┌──
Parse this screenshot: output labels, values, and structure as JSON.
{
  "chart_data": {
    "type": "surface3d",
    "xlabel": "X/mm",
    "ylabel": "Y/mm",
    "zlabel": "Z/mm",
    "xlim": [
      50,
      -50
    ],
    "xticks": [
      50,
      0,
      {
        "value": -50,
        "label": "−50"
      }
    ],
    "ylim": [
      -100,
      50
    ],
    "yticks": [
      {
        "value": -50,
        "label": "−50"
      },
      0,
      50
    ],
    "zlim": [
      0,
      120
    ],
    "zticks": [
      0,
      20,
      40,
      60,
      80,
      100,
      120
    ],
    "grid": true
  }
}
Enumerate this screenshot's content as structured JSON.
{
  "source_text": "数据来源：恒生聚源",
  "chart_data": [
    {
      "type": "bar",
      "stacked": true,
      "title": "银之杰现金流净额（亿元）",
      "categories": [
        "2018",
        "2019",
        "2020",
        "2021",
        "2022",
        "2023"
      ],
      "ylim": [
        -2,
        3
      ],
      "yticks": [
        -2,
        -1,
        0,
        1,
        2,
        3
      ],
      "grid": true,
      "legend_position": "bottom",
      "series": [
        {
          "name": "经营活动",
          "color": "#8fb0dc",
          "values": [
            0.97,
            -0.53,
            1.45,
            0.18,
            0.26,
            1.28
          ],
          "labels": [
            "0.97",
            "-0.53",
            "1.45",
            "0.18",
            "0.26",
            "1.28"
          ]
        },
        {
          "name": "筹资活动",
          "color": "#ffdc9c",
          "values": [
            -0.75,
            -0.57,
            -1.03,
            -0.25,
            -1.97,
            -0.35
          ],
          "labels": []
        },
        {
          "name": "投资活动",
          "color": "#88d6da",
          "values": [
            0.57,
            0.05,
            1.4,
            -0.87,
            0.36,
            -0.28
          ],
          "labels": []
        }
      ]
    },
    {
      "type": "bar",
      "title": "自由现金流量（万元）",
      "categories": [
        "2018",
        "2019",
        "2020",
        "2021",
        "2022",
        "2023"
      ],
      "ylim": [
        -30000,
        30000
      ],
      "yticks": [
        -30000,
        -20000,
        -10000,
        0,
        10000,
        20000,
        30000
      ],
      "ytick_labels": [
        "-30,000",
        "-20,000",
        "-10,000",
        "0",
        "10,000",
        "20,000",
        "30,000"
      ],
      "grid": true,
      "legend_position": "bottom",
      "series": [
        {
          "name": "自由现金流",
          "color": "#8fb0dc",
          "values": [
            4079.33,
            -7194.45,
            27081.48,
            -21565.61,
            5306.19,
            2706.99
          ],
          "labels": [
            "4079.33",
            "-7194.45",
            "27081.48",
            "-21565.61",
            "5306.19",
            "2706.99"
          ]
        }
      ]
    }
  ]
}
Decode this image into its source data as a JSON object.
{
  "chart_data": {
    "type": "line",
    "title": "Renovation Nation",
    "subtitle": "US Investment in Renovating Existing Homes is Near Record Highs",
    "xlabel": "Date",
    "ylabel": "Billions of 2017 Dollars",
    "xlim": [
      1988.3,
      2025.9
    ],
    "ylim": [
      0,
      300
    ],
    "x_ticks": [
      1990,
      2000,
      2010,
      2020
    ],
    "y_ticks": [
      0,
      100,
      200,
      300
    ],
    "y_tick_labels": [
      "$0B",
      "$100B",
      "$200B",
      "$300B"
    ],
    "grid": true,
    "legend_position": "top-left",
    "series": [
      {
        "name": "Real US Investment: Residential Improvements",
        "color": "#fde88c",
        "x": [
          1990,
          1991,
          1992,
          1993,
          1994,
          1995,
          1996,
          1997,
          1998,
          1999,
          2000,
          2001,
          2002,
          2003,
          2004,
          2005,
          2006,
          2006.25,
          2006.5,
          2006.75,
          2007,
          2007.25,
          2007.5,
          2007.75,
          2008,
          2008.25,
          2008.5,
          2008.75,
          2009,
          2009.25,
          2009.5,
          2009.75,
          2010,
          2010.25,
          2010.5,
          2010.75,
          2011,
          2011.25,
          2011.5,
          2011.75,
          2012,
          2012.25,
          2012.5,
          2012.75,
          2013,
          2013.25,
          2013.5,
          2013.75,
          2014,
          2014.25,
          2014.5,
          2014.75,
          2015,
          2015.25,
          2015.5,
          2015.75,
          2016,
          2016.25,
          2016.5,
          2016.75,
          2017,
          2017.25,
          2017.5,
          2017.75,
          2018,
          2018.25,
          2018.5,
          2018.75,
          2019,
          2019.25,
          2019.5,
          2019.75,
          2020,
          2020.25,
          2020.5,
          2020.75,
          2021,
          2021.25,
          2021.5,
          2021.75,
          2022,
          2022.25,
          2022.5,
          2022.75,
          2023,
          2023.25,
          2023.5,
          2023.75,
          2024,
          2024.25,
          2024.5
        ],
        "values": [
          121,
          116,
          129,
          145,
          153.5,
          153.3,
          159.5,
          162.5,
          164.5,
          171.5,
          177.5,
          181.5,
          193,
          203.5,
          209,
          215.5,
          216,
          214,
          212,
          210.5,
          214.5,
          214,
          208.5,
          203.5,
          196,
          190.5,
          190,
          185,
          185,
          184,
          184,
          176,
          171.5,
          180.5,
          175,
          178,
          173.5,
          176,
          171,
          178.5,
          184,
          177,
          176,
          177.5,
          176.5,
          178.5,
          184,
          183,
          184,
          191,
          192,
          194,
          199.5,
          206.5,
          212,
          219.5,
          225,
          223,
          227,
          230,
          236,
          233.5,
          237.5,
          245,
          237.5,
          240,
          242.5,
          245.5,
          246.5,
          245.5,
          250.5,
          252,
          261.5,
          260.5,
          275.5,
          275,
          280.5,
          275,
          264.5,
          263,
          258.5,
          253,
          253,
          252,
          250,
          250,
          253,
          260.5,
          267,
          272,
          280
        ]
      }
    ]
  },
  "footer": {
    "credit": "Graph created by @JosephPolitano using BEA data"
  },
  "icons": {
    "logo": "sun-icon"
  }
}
└──
** Task **
Of the lines in the listing above, how many hold the string "name"? Reply with the number only.

** Solution to this task **
5